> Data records

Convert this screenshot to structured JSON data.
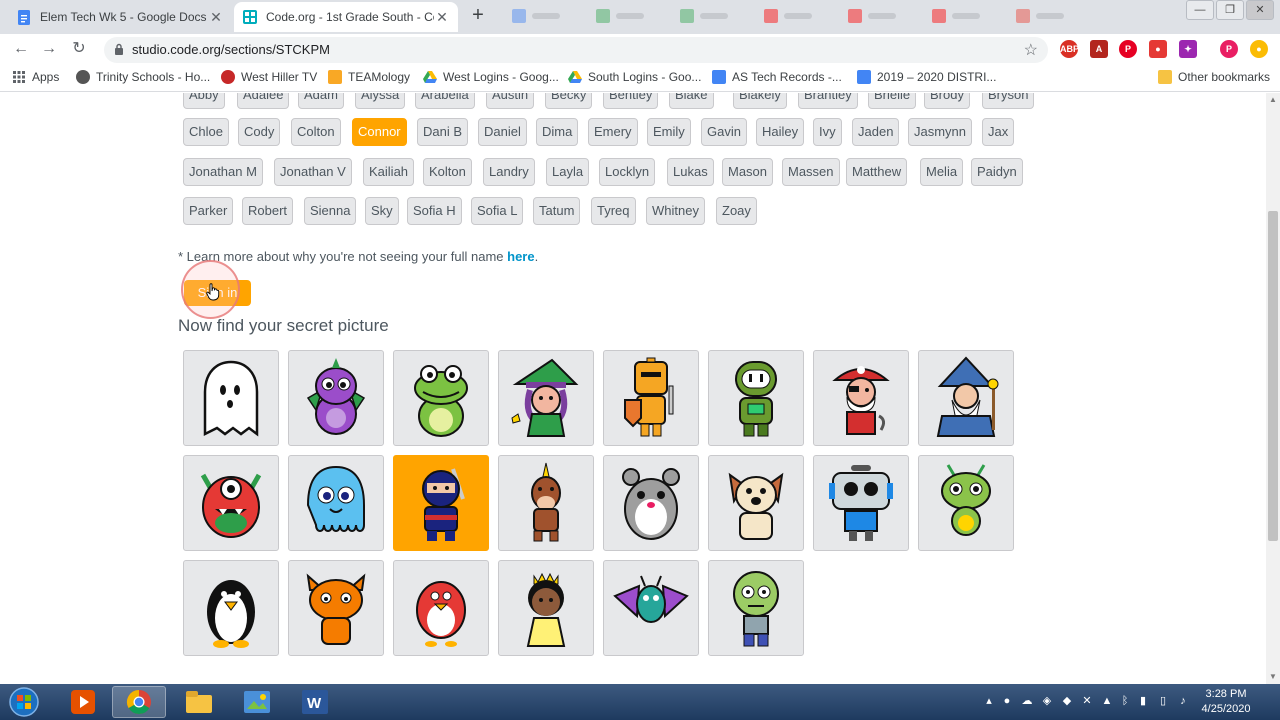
{
  "browser": {
    "tabs": [
      {
        "title": "Elem Tech Wk 5 - Google Docs",
        "active": false
      },
      {
        "title": "Code.org - 1st Grade South - Co",
        "active": true
      }
    ],
    "url": "studio.code.org/sections/STCKPM"
  },
  "bookmarks": [
    {
      "label": "Apps",
      "icon": "apps-icon"
    },
    {
      "label": "Trinity Schools - Ho...",
      "icon": "trinity-icon"
    },
    {
      "label": "West Hiller TV",
      "icon": "whtv-icon"
    },
    {
      "label": "TEAMology",
      "icon": "teamology-icon"
    },
    {
      "label": "West Logins - Goog...",
      "icon": "drive-icon"
    },
    {
      "label": "South Logins - Goo...",
      "icon": "drive-icon"
    },
    {
      "label": "AS Tech Records -...",
      "icon": "docs-icon"
    },
    {
      "label": "2019 – 2020 DISTRI...",
      "icon": "docs-icon"
    },
    {
      "label": "Other bookmarks",
      "icon": "folder-icon"
    }
  ],
  "names": {
    "row_partial": [
      "Abby",
      "Adalee",
      "Adam",
      "Alyssa",
      "Arabella",
      "Austin",
      "Becky",
      "Bentley",
      "Blake",
      "Blakely",
      "Brantley",
      "Brielle",
      "Brody",
      "Bryson"
    ],
    "rows": [
      [
        "Chloe",
        "Cody",
        "Colton",
        "Connor",
        "Dani B",
        "Daniel",
        "Dima",
        "Emery",
        "Emily",
        "Gavin",
        "Hailey",
        "Ivy",
        "Jaden",
        "Jasmynn",
        "Jax"
      ],
      [
        "Jonathan M",
        "Jonathan V",
        "Kailiah",
        "Kolton",
        "Landry",
        "Layla",
        "Locklyn",
        "Lukas",
        "Mason",
        "Massen",
        "Matthew",
        "Melia",
        "Paidyn"
      ],
      [
        "Parker",
        "Robert",
        "Sienna",
        "Sky",
        "Sofia H",
        "Sofia L",
        "Tatum",
        "Tyreq",
        "Whitney",
        "Zoay"
      ]
    ],
    "selected": "Connor"
  },
  "note": {
    "prefix": "* Learn more about why you're not seeing your full name ",
    "link": "here",
    "suffix": "."
  },
  "signin_label": "Sign in",
  "secret_heading": "Now find your secret picture",
  "pictures": [
    {
      "name": "ghost-picture",
      "selected": false
    },
    {
      "name": "dragon-picture",
      "selected": false
    },
    {
      "name": "frog-picture",
      "selected": false
    },
    {
      "name": "witch-picture",
      "selected": false
    },
    {
      "name": "knight-picture",
      "selected": false
    },
    {
      "name": "robot-picture",
      "selected": false
    },
    {
      "name": "pirate-picture",
      "selected": false
    },
    {
      "name": "wizard-picture",
      "selected": false
    },
    {
      "name": "monster-picture",
      "selected": false
    },
    {
      "name": "octopus-picture",
      "selected": false
    },
    {
      "name": "ninja-picture",
      "selected": true
    },
    {
      "name": "unicorn-picture",
      "selected": false
    },
    {
      "name": "hamster-picture",
      "selected": false
    },
    {
      "name": "dog-picture",
      "selected": false
    },
    {
      "name": "bot-picture",
      "selected": false
    },
    {
      "name": "alien-picture",
      "selected": false
    },
    {
      "name": "penguin-picture",
      "selected": false
    },
    {
      "name": "cat-picture",
      "selected": false
    },
    {
      "name": "bird-picture",
      "selected": false
    },
    {
      "name": "princess-picture",
      "selected": false
    },
    {
      "name": "bat-picture",
      "selected": false
    },
    {
      "name": "zombie-picture",
      "selected": false
    }
  ],
  "taskbar": {
    "time": "3:28 PM",
    "date": "4/25/2020"
  },
  "colors": {
    "accent": "#ffa400",
    "link": "#0094ca",
    "button_bg": "#e7e8ea",
    "text": "#4d575f"
  }
}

> WORK TO DO
Your answer should be only the number of lines that hold the word "title".

> COMPLETE ANSWER
2